**本文:**
今年見た映画や書籍をランク付けしておいてみたい。

で、勝手に決めました「とりがらベストテン!」にするとちょっと多いので「ベストファイブ!」
まずは映画から。

今年の最大の話題作といえばスターウォーズ・エピソード3だった。
このシリーズ。回を重ねるほどストーリーが複雑になってしまい、ある意味オタク向けメロドラマの感があったのも否めない。
否めないが特撮やアクションはさすがに第1級。
私もアクションを見たさに二回も映画館に足を運ぶという近ごろでは珍しい行動にでた。
ただ二回見たからといって今年度のベストワンかというとそうではない。
私が今年見た映画43本(劇場29本、ビデオ14本)のベストファイブは以下の通り。

**提供資料:**
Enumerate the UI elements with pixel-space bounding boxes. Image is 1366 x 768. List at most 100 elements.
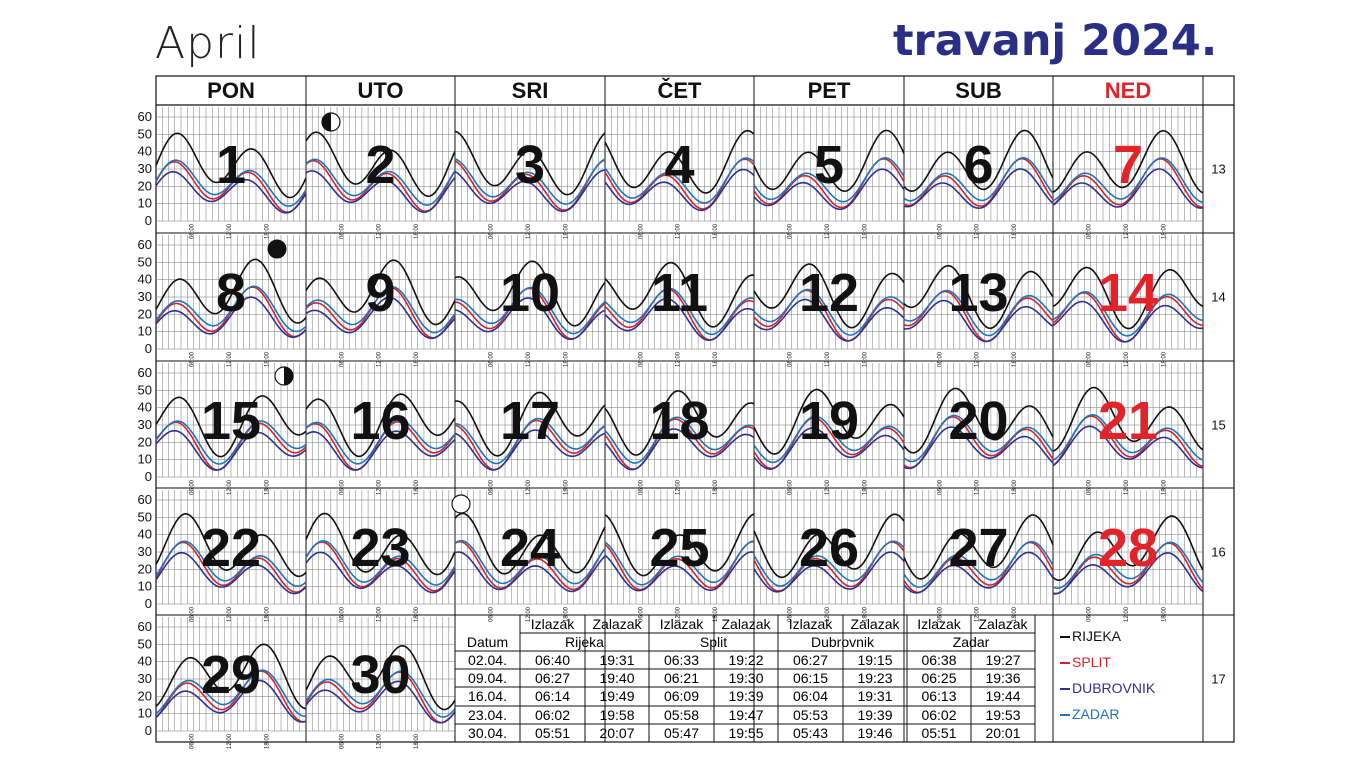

**課題:**
A: 本文のうち、「このシリーズ。回を重ねるほど」から「ただ二回見たからといって今年度のベストワンかというとそうではない。」までの部分を一字も変えずに返してください。
B: 本文によると、筆者が今年見た映画は全部で何本ですか。
資料は使わなくてかまいません。

**課題ごとの結果:**
A:
このシリーズ。回を重ねるほどストーリーが複雑になってしまい、ある意味オタク向けメロドラマの感があったのも否めない。
否めないが特撮やアクションはさすがに第1級。
私もアクションを見たさに二回も映画館に足を運ぶという近ごろでは珍しい行動にでた。
ただ二回見たからといって今年度のベストワンかというとそうではない。

B: 43本で、内訳は劇場が29本、ビデオが14本です。